Dataset items
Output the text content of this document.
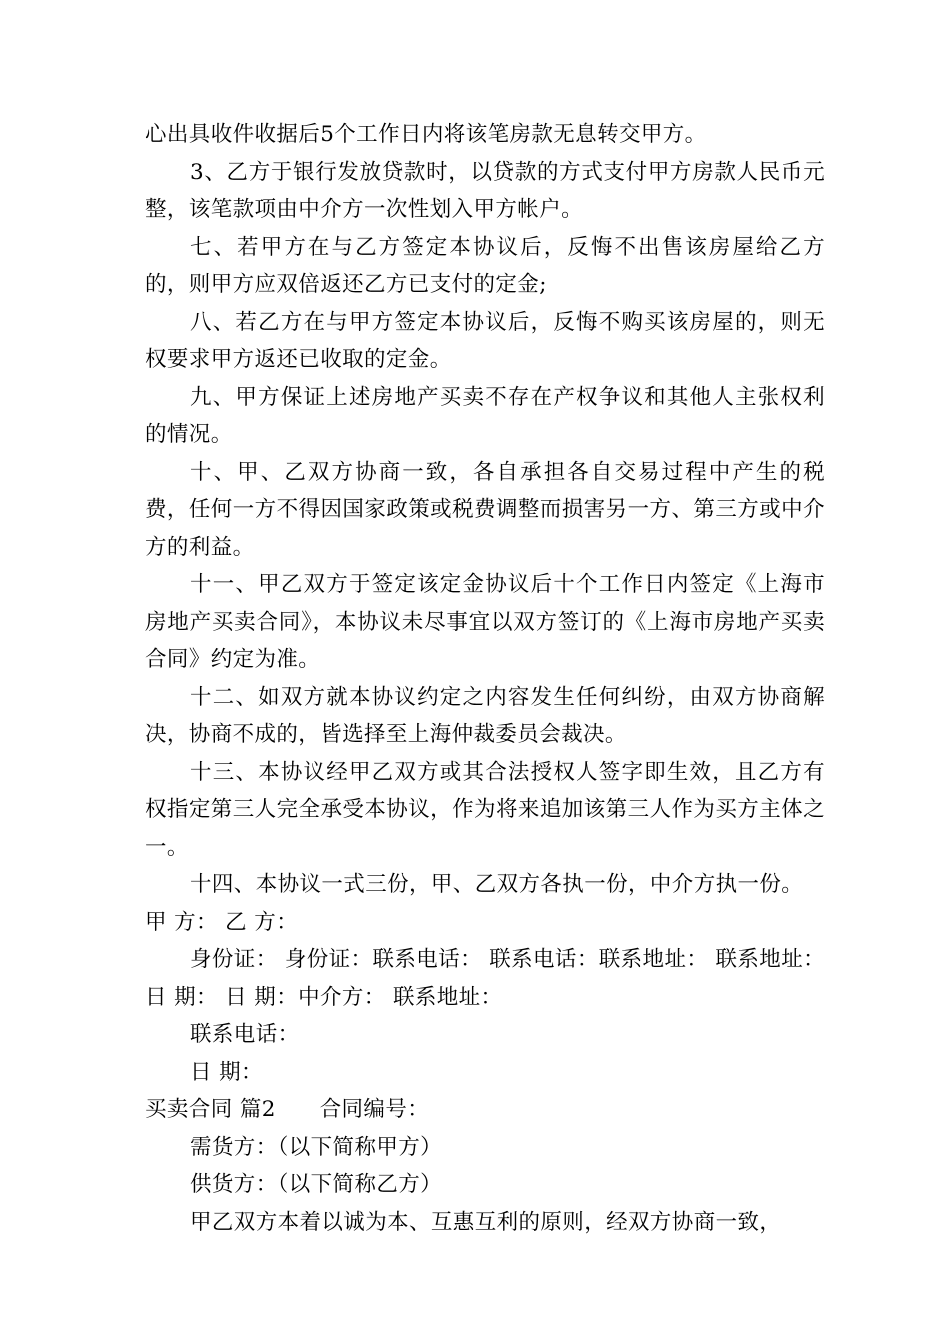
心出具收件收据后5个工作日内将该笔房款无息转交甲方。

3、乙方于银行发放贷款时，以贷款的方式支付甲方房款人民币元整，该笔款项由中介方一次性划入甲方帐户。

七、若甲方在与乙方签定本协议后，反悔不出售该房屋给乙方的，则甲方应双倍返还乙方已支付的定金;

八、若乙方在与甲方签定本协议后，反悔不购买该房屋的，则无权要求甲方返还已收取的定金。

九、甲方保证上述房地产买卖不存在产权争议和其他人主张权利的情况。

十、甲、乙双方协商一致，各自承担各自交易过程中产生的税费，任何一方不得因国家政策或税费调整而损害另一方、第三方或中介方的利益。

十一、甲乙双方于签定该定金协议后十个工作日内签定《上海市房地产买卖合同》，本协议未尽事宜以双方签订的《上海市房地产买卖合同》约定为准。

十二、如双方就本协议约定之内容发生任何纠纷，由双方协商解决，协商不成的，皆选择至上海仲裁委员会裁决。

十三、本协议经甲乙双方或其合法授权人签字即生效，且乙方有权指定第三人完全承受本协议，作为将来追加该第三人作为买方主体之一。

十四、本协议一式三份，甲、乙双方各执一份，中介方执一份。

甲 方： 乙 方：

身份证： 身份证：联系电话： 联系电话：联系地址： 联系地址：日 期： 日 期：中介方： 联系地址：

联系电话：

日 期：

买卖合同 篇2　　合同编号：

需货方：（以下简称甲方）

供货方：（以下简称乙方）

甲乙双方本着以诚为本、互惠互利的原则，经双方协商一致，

■ TASK OBJECTIVE ■
Set the entries down again exactly. Do not include the images.

■ FINAL ANSWER ■
Output the text content of this document.
心出具收件收据后5个工作日内将该笔房款无息转交甲方。

3、乙方于银行发放贷款时，以贷款的方式支付甲方房款人民币元整，该笔款项由中介方一次性划入甲方帐户。

七、若甲方在与乙方签定本协议后，反悔不出售该房屋给乙方的，则甲方应双倍返还乙方已支付的定金;

八、若乙方在与甲方签定本协议后，反悔不购买该房屋的，则无权要求甲方返还已收取的定金。

九、甲方保证上述房地产买卖不存在产权争议和其他人主张权利的情况。

十、甲、乙双方协商一致，各自承担各自交易过程中产生的税费，任何一方不得因国家政策或税费调整而损害另一方、第三方或中介方的利益。

十一、甲乙双方于签定该定金协议后十个工作日内签定《上海市房地产买卖合同》，本协议未尽事宜以双方签订的《上海市房地产买卖合同》约定为准。

十二、如双方就本协议约定之内容发生任何纠纷，由双方协商解决，协商不成的，皆选择至上海仲裁委员会裁决。

十三、本协议经甲乙双方或其合法授权人签字即生效，且乙方有权指定第三人完全承受本协议，作为将来追加该第三人作为买方主体之一。

十四、本协议一式三份，甲、乙双方各执一份，中介方执一份。

甲 方： 乙 方：

身份证： 身份证：联系电话： 联系电话：联系地址： 联系地址：日 期： 日 期：中介方： 联系地址：

联系电话：

日 期：

买卖合同 篇2　　合同编号：

需货方：（以下简称甲方）

供货方：（以下简称乙方）

甲乙双方本着以诚为本、互惠互利的原则，经双方协商一致，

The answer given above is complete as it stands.